Chart and figure data:
——————————

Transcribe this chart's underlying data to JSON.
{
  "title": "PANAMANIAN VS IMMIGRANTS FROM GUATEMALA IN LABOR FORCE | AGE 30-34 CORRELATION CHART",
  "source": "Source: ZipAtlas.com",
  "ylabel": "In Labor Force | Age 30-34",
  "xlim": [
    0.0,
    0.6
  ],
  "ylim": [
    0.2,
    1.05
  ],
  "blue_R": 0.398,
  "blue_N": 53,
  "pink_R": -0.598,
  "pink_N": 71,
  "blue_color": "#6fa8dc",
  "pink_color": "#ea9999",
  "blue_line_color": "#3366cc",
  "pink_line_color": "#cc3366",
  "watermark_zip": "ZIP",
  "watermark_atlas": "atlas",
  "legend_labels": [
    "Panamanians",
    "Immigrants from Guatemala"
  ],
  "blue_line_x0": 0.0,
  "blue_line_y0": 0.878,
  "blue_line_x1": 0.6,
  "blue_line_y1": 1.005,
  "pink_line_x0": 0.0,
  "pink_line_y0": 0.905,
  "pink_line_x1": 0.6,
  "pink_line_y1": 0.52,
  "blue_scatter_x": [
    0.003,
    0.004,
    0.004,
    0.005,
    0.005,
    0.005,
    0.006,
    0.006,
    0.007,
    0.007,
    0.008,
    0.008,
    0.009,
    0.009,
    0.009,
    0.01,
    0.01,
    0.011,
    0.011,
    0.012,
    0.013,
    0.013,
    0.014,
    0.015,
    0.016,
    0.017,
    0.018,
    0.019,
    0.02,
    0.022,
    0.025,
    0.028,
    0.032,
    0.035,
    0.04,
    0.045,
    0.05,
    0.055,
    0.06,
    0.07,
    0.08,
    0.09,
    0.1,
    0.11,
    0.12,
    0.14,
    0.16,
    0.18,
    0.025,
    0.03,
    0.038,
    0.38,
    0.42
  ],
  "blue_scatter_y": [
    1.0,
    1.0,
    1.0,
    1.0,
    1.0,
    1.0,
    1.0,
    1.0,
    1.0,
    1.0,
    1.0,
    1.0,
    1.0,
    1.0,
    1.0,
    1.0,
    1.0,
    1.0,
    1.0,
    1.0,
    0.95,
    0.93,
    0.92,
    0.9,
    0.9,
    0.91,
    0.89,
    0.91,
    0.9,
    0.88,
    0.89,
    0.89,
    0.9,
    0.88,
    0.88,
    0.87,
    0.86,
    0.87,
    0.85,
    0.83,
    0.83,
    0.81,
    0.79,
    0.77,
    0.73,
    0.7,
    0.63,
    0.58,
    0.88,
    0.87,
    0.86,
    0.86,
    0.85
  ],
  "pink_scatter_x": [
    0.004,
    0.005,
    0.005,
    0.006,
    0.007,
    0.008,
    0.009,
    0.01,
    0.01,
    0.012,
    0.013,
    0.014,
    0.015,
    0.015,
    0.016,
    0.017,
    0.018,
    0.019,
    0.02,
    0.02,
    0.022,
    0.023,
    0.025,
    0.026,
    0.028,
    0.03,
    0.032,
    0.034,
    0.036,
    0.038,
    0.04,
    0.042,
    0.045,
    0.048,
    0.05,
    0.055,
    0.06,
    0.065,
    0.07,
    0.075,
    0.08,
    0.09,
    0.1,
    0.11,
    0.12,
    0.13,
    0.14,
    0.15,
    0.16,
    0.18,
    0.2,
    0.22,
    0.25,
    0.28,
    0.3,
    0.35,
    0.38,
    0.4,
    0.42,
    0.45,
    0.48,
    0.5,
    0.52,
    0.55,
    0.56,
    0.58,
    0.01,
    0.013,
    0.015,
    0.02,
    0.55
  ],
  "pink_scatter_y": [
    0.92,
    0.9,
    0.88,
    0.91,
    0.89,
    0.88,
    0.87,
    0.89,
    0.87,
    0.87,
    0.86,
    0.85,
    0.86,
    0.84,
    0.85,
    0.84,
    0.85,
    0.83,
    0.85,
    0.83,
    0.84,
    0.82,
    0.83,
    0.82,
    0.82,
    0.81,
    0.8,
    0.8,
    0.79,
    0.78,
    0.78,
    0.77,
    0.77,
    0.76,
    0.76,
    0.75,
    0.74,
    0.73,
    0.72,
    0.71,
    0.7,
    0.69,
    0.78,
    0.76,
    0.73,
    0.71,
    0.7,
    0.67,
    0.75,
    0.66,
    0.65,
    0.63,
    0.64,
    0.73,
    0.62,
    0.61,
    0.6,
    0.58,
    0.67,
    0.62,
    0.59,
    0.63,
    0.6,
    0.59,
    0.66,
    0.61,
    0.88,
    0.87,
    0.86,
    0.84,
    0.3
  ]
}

——————————

• **Given instruction**: Once more, set down the full listing, verbatim.

• **Result for this exercise**:
Transcribe this chart's underlying data to JSON.
{
  "title": "PANAMANIAN VS IMMIGRANTS FROM GUATEMALA IN LABOR FORCE | AGE 30-34 CORRELATION CHART",
  "source": "Source: ZipAtlas.com",
  "ylabel": "In Labor Force | Age 30-34",
  "xlim": [
    0.0,
    0.6
  ],
  "ylim": [
    0.2,
    1.05
  ],
  "blue_R": 0.398,
  "blue_N": 53,
  "pink_R": -0.598,
  "pink_N": 71,
  "blue_color": "#6fa8dc",
  "pink_color": "#ea9999",
  "blue_line_color": "#3366cc",
  "pink_line_color": "#cc3366",
  "watermark_zip": "ZIP",
  "watermark_atlas": "atlas",
  "legend_labels": [
    "Panamanians",
    "Immigrants from Guatemala"
  ],
  "blue_line_x0": 0.0,
  "blue_line_y0": 0.878,
  "blue_line_x1": 0.6,
  "blue_line_y1": 1.005,
  "pink_line_x0": 0.0,
  "pink_line_y0": 0.905,
  "pink_line_x1": 0.6,
  "pink_line_y1": 0.52,
  "blue_scatter_x": [
    0.003,
    0.004,
    0.004,
    0.005,
    0.005,
    0.005,
    0.006,
    0.006,
    0.007,
    0.007,
    0.008,
    0.008,
    0.009,
    0.009,
    0.009,
    0.01,
    0.01,
    0.011,
    0.011,
    0.012,
    0.013,
    0.013,
    0.014,
    0.015,
    0.016,
    0.017,
    0.018,
    0.019,
    0.02,
    0.022,
    0.025,
    0.028,
    0.032,
    0.035,
    0.04,
    0.045,
    0.05,
    0.055,
    0.06,
    0.07,
    0.08,
    0.09,
    0.1,
    0.11,
    0.12,
    0.14,
    0.16,
    0.18,
    0.025,
    0.03,
    0.038,
    0.38,
    0.42
  ],
  "blue_scatter_y": [
    1.0,
    1.0,
    1.0,
    1.0,
    1.0,
    1.0,
    1.0,
    1.0,
    1.0,
    1.0,
    1.0,
    1.0,
    1.0,
    1.0,
    1.0,
    1.0,
    1.0,
    1.0,
    1.0,
    1.0,
    0.95,
    0.93,
    0.92,
    0.9,
    0.9,
    0.91,
    0.89,
    0.91,
    0.9,
    0.88,
    0.89,
    0.89,
    0.9,
    0.88,
    0.88,
    0.87,
    0.86,
    0.87,
    0.85,
    0.83,
    0.83,
    0.81,
    0.79,
    0.77,
    0.73,
    0.7,
    0.63,
    0.58,
    0.88,
    0.87,
    0.86,
    0.86,
    0.85
  ],
  "pink_scatter_x": [
    0.004,
    0.005,
    0.005,
    0.006,
    0.007,
    0.008,
    0.009,
    0.01,
    0.01,
    0.012,
    0.013,
    0.014,
    0.015,
    0.015,
    0.016,
    0.017,
    0.018,
    0.019,
    0.02,
    0.02,
    0.022,
    0.023,
    0.025,
    0.026,
    0.028,
    0.03,
    0.032,
    0.034,
    0.036,
    0.038,
    0.04,
    0.042,
    0.045,
    0.048,
    0.05,
    0.055,
    0.06,
    0.065,
    0.07,
    0.075,
    0.08,
    0.09,
    0.1,
    0.11,
    0.12,
    0.13,
    0.14,
    0.15,
    0.16,
    0.18,
    0.2,
    0.22,
    0.25,
    0.28,
    0.3,
    0.35,
    0.38,
    0.4,
    0.42,
    0.45,
    0.48,
    0.5,
    0.52,
    0.55,
    0.56,
    0.58,
    0.01,
    0.013,
    0.015,
    0.02,
    0.55
  ],
  "pink_scatter_y": [
    0.92,
    0.9,
    0.88,
    0.91,
    0.89,
    0.88,
    0.87,
    0.89,
    0.87,
    0.87,
    0.86,
    0.85,
    0.86,
    0.84,
    0.85,
    0.84,
    0.85,
    0.83,
    0.85,
    0.83,
    0.84,
    0.82,
    0.83,
    0.82,
    0.82,
    0.81,
    0.8,
    0.8,
    0.79,
    0.78,
    0.78,
    0.77,
    0.77,
    0.76,
    0.76,
    0.75,
    0.74,
    0.73,
    0.72,
    0.71,
    0.7,
    0.69,
    0.78,
    0.76,
    0.73,
    0.71,
    0.7,
    0.67,
    0.75,
    0.66,
    0.65,
    0.63,
    0.64,
    0.73,
    0.62,
    0.61,
    0.6,
    0.58,
    0.67,
    0.62,
    0.59,
    0.63,
    0.6,
    0.59,
    0.66,
    0.61,
    0.88,
    0.87,
    0.86,
    0.84,
    0.3
  ]
}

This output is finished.